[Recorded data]
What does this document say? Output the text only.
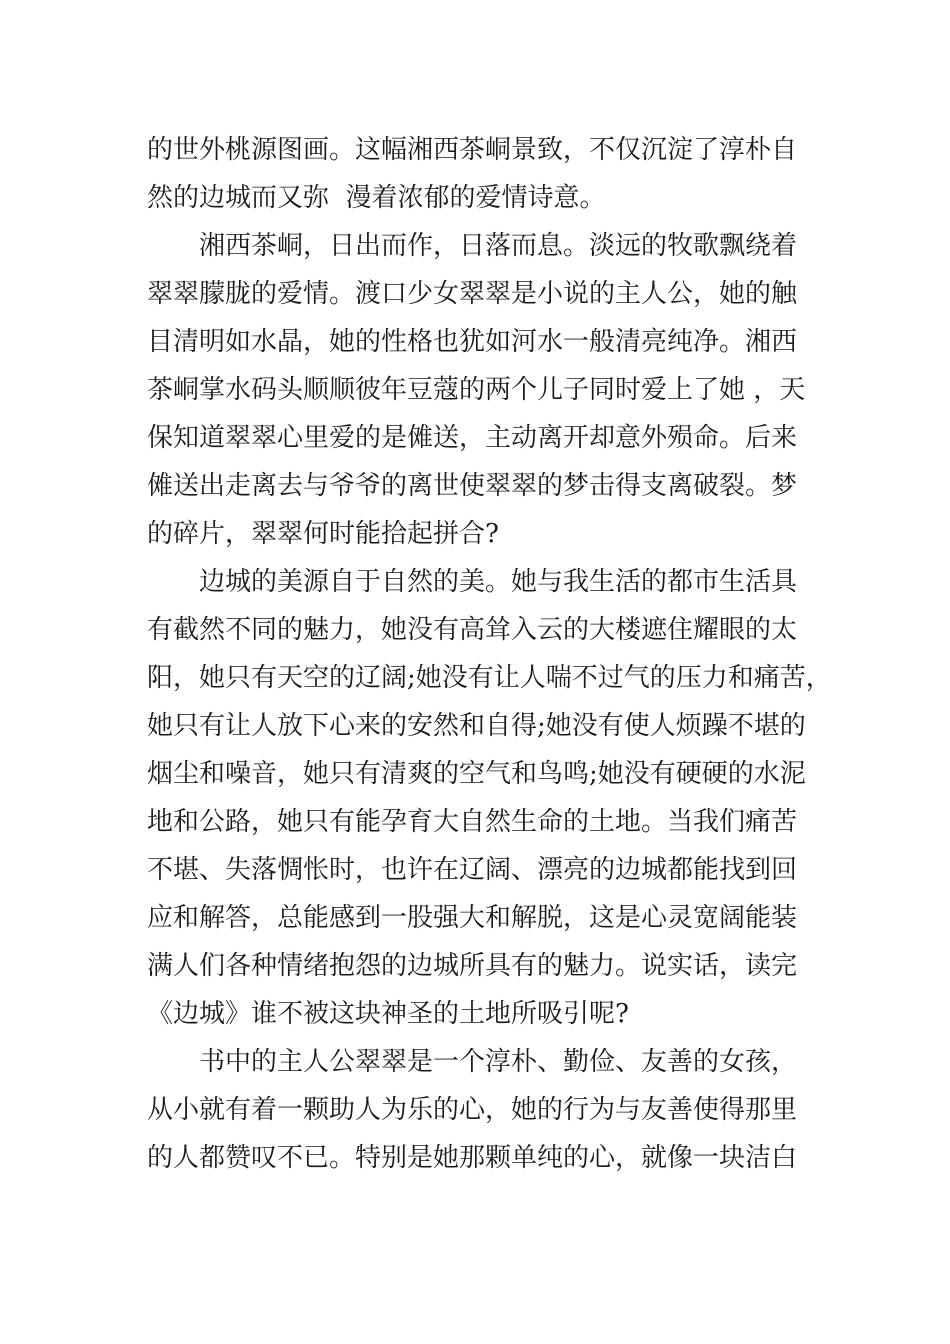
的世外桃源图画。这幅湘西茶峒景致，不仅沉淀了淳朴自
然的边城而又弥  漫着浓郁的爱情诗意。
湘西茶峒，日出而作，日落而息。淡远的牧歌飘绕着
翠翠朦胧的爱情。渡口少女翠翠是小说的主人公，她的触
目清明如水晶，她的性格也犹如河水一般清亮纯净。湘西
茶峒掌水码头顺顺彼年豆蔻的两个儿子同时爱上了她 ，天
保知道翠翠心里爱的是傩送，主动离开却意外殒命。后来
傩送出走离去与爷爷的离世使翠翠的梦击得支离破裂。梦
的碎片，翠翠何时能拾起拼合?
边城的美源自于自然的美。她与我生活的都市生活具
有截然不同的魅力，她没有高耸入云的大楼遮住耀眼的太
阳，她只有天空的辽阔;她没有让人喘不过气的压力和痛苦，
她只有让人放下心来的安然和自得;她没有使人烦躁不堪的
烟尘和噪音，她只有清爽的空气和鸟鸣;她没有硬硬的水泥
地和公路，她只有能孕育大自然生命的土地。当我们痛苦
不堪、失落惆怅时，也许在辽阔、漂亮的边城都能找到回
应和解答，总能感到一股强大和解脱，这是心灵宽阔能装
满人们各种情绪抱怨的边城所具有的魅力。说实话，读完
《边城》谁不被这块神圣的土地所吸引呢?
书中的主人公翠翠是一个淳朴、勤俭、友善的女孩，
从小就有着一颗助人为乐的心，她的行为与友善使得那里
的人都赞叹不已。特别是她那颗单纯的心，就像一块洁白
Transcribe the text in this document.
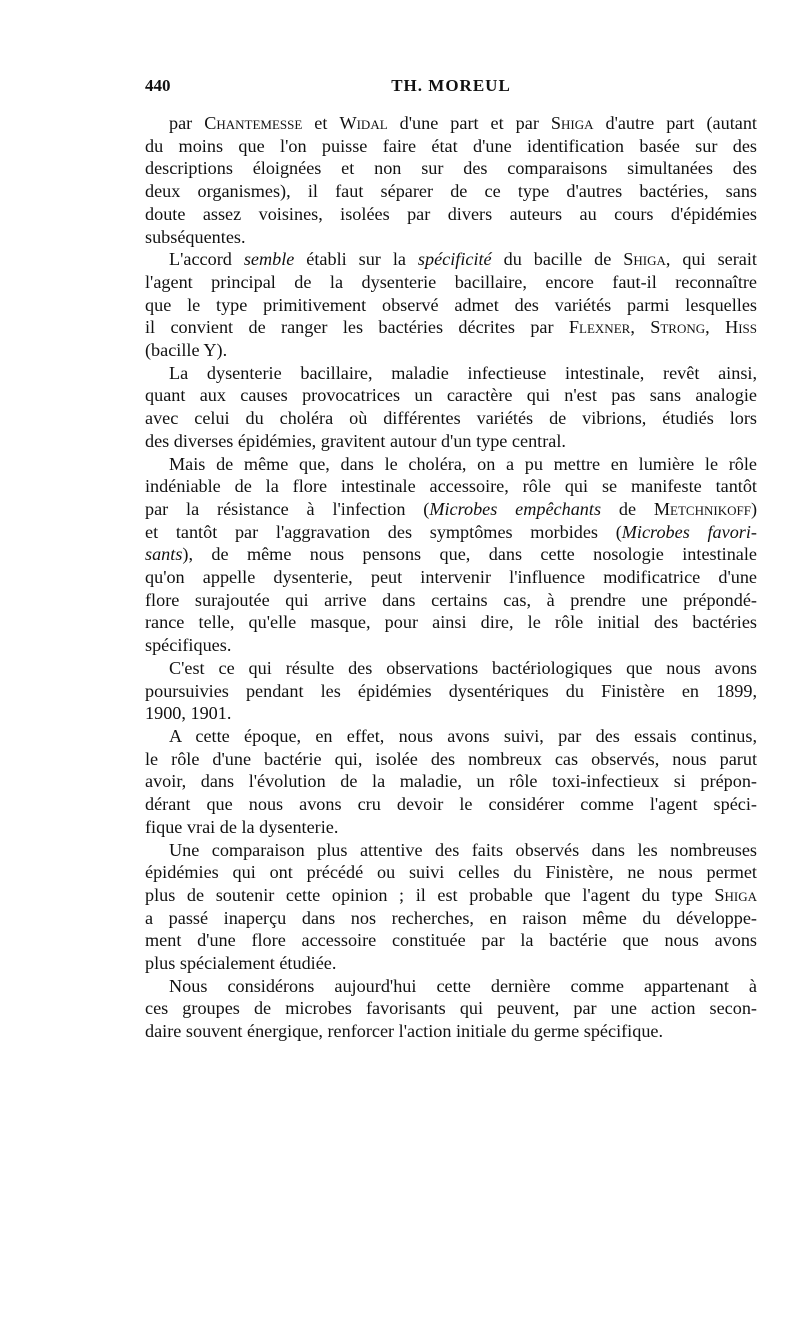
440	TH. MOREUL
par Chantemesse et Widal d'une part et par Shiga d'autre part (autant
du moins que l'on puisse faire état d'une identification basée sur des
descriptions éloignées et non sur des comparaisons simultanées des
deux organismes), il faut séparer de ce type d'autres bactéries, sans
doute assez voisines, isolées par divers auteurs au cours d'épidémies
subséquentes.
L'accord semble établi sur la spécificité du bacille de Shiga, qui serait
l'agent principal de la dysenterie bacillaire, encore faut-il reconnaître
que le type primitivement observé admet des variétés parmi lesquelles
il convient de ranger les bactéries décrites par Flexner, Strong, Hiss
(bacille Y).
La dysenterie bacillaire, maladie infectieuse intestinale, revêt ainsi,
quant aux causes provocatrices un caractère qui n'est pas sans analogie
avec celui du choléra où différentes variétés de vibrions, étudiés lors
des diverses épidémies, gravitent autour d'un type central.
Mais de même que, dans le choléra, on a pu mettre en lumière le rôle
indéniable de la flore intestinale accessoire, rôle qui se manifeste tantôt
par la résistance à l'infection (Microbes empêchants de Metchnikoff)
et tantôt par l'aggravation des symptômes morbides (Microbes favori-
sants), de même nous pensons que, dans cette nosologie intestinale
qu'on appelle dysenterie, peut intervenir l'influence modificatrice d'une
flore surajoutée qui arrive dans certains cas, à prendre une prépondé-
rance telle, qu'elle masque, pour ainsi dire, le rôle initial des bactéries
spécifiques.
C'est ce qui résulte des observations bactériologiques que nous avons
poursuivies pendant les épidémies dysentériques du Finistère en 1899,
1900, 1901.
A cette époque, en effet, nous avons suivi, par des essais continus,
le rôle d'une bactérie qui, isolée des nombreux cas observés, nous parut
avoir, dans l'évolution de la maladie, un rôle toxi-infectieux si prépon-
dérant que nous avons cru devoir le considérer comme l'agent spéci-
fique vrai de la dysenterie.
Une comparaison plus attentive des faits observés dans les nombreuses
épidémies qui ont précédé ou suivi celles du Finistère, ne nous permet
plus de soutenir cette opinion ; il est probable que l'agent du type Shiga
a passé inaperçu dans nos recherches, en raison même du développe-
ment d'une flore accessoire constituée par la bactérie que nous avons
plus spécialement étudiée.
Nous considérons aujourd'hui cette dernière comme appartenant à
ces groupes de microbes favorisants qui peuvent, par une action secon-
daire souvent énergique, renforcer l'action initiale du germe spécifique.
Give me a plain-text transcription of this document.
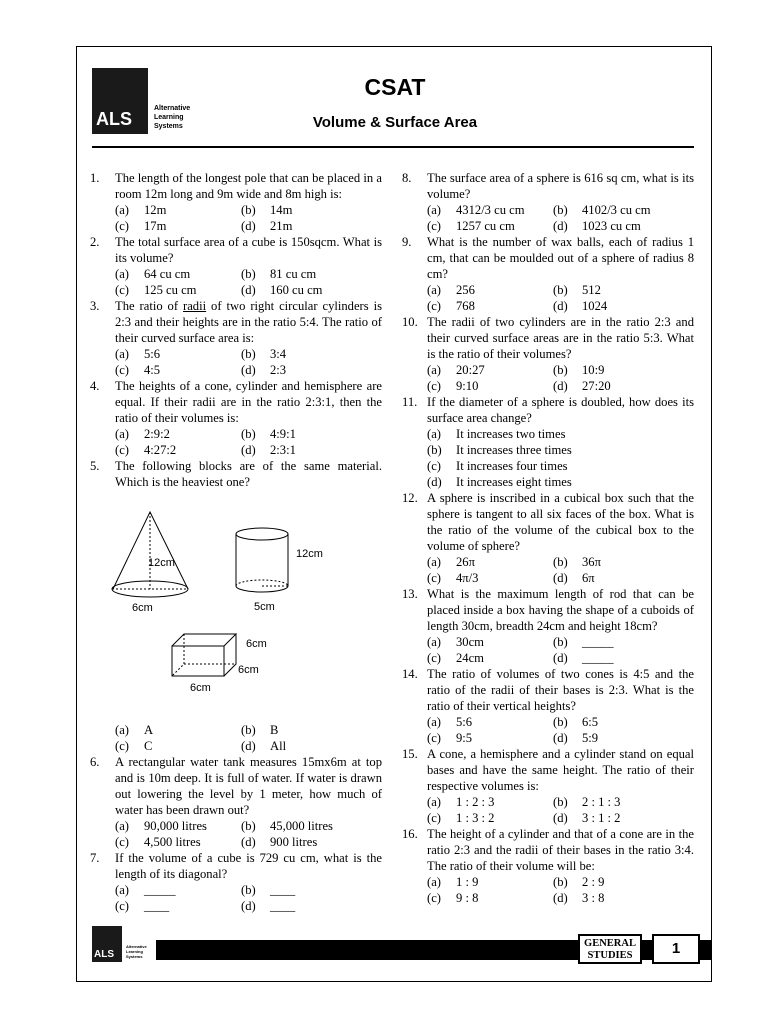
ALS
Alternative
Learning
Systems
CSAT
Volume & Surface Area
1. The length of the longest pole that can be placed in a room 12m long and 9m wide and 8m high is:
(a)	12m	(b)	14m
(c)	17m	(d)	21m
2. The total surface area of a cube is 150sqcm. What is its volume?
(a)	64 cu cm	(b)	81 cu cm
(c)	125 cu cm	(d)	160 cu cm
3. The ratio of radii of two right circular cylinders is 2:3 and their heights are in the ratio 5:4. The ratio of their curved surface area is:
(a)	5:6	(b)	3:4
(c)	4:5	(d)	2:3
4. The heights of a cone, cylinder and hemisphere are equal. If their radii are in the ratio 2:3:1, then the ratio of their volumes is:
(a)	2:9:2	(b)	4:9:1
(c)	4:27:2	(d)	2:3:1
5. The following blocks are of the same material. Which is the heaviest one?
12cm
6cm
12cm
5cm
6cm
6cm
6cm
(a)	A	(b)	B
(c)	C	(d)	All
6. A rectangular water tank measures 15mx6m at top and is 10m deep. It is full of water. If water is drawn out lowering the level by 1 meter, how much of water has been drawn out?
(a)	90,000 litres	(b)	45,000 litres
(c)	4,500 litres	(d)	900 litres
7. If the volume of a cube is 729 cu cm, what is the length of its diagonal?
(a)	_____	(b)	____
(c)	____	(d)	____
8. The surface area of a sphere is 616 sq cm, what is its volume?
(a)	4312/3 cu cm (b)	4102/3 cu cm
(c)	1257 cu cm	(d)	1023 cu cm
9. What is the number of wax balls, each of radius 1 cm, that can be moulded out of a sphere of radius 8 cm?
(a)	256	(b)	512
(c)	768	(d)	1024
10. The radii of two cylinders are in the ratio 2:3 and their curved surface areas are in the ratio 5:3. What is the ratio of their volumes?
(a)	20:27	(b)	10:9
(c)	9:10	(d)	27:20
11. If the diameter of a sphere is doubled, how does its surface area change?
(a)	It increases two times
(b)	It increases three times
(c)	It increases four times
(d)	It increases eight times
12. A sphere is inscribed in a cubical box such that the sphere is tangent to all six faces of the box. What is the ratio of the volume of the cubical box to the volume of sphere?
(a)	26π	(b)	36π
(c)	4π/3	(d)	6π
13. What is the maximum length of rod that can be placed inside a box having the shape of a cuboids of length 30cm, breadth 24cm and height 18cm?
(a)	30cm	(b)	_____
(c)	24cm	(d)	_____
14. The ratio of volumes of two cones is 4:5 and the ratio of the radii of their bases is 2:3. What is the ratio of their vertical heights?
(a)	5:6	(b)	6:5
(c)	9:5	(d)	5:9
15. A cone, a hemisphere and a cylinder stand on equal bases and have the same height. The ratio of their respective volumes is:
(a)	1 : 2 : 3	(b)	2 : 1 : 3
(c)	1 : 3 : 2	(d)	3 : 1 : 2
16. The height of a cylinder and that of a cone are in the ratio 2:3 and the radii of their bases in the ratio 3:4. The ratio of their volume will be:
(a)	1 : 9	(b)	2 : 9
(c)	9 : 8	(d)	3 : 8
ALS
Alternative
Learning
Systems
GENERAL
STUDIES	1
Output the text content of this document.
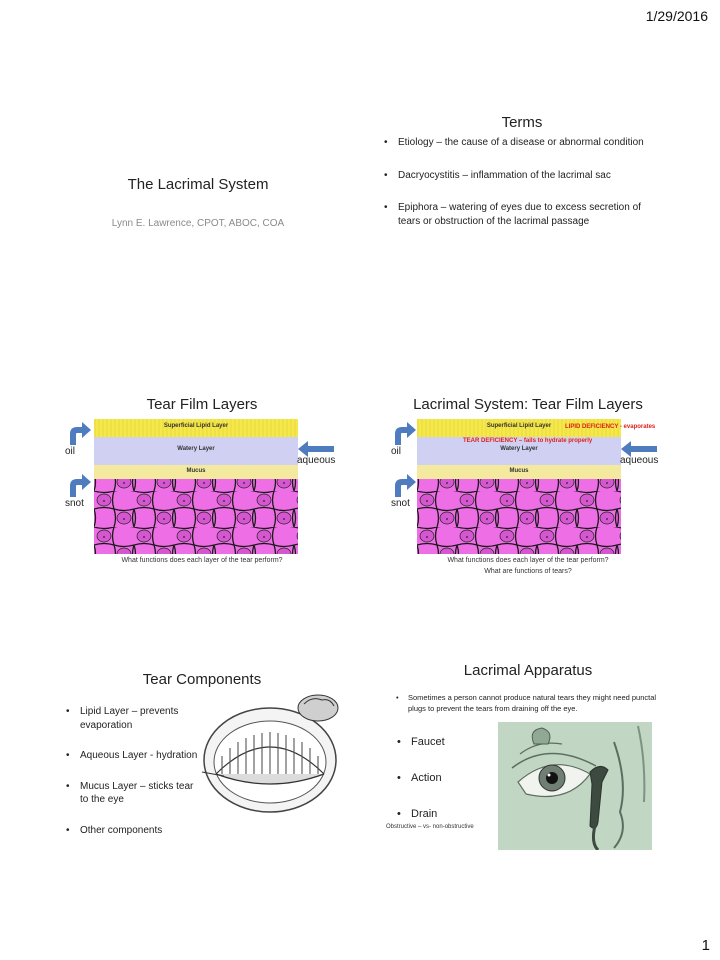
1/29/2016
The Lacrimal System
Lynn E. Lawrence, CPOT, ABOC, COA
Terms
• Etiology – the cause of a disease or abnormal condition
• Dacryocystitis – inflammation of the lacrimal sac
• Epiphora – watering of eyes due to excess secretion of tears or obstruction of the lacrimal passage
Tear Film Layers
Superficial Lipid Layer
Watery Layer
Mucus
oil
aqueous
snot
What functions does each layer of the tear perform?
Lacrimal System: Tear Film Layers
Superficial Lipid Layer
Watery Layer
Mucus
TEAR DEFICIENCY – fails to hydrate properly
LIPID DEFICIENCY - evaporates
oil
aqueous
snot
What functions does each layer of the tear perform?
What are functions of tears?
Tear Components
• Lipid Layer – prevents evaporation
• Aqueous Layer - hydration
• Mucus Layer – sticks tear to the eye
• Other components
Lacrimal Apparatus
• Sometimes a person cannot produce natural tears they might need punctal plugs to prevent the tears from draining off the eye.
• Faucet
• Action
• Drain
Obstructive – vs- non-obstructive
1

(REQUEST)
Find every line that holds "placed" and copy it.

(ANSWER TO THE EXERCISE)
1. The length of the longest pole that can be placed in a room 12m long and 9m wide and 8m high is:
13. What is the maximum length of rod that can be placed inside a box having the shape of a cuboids of length 30cm, breadth 24cm and height 18cm?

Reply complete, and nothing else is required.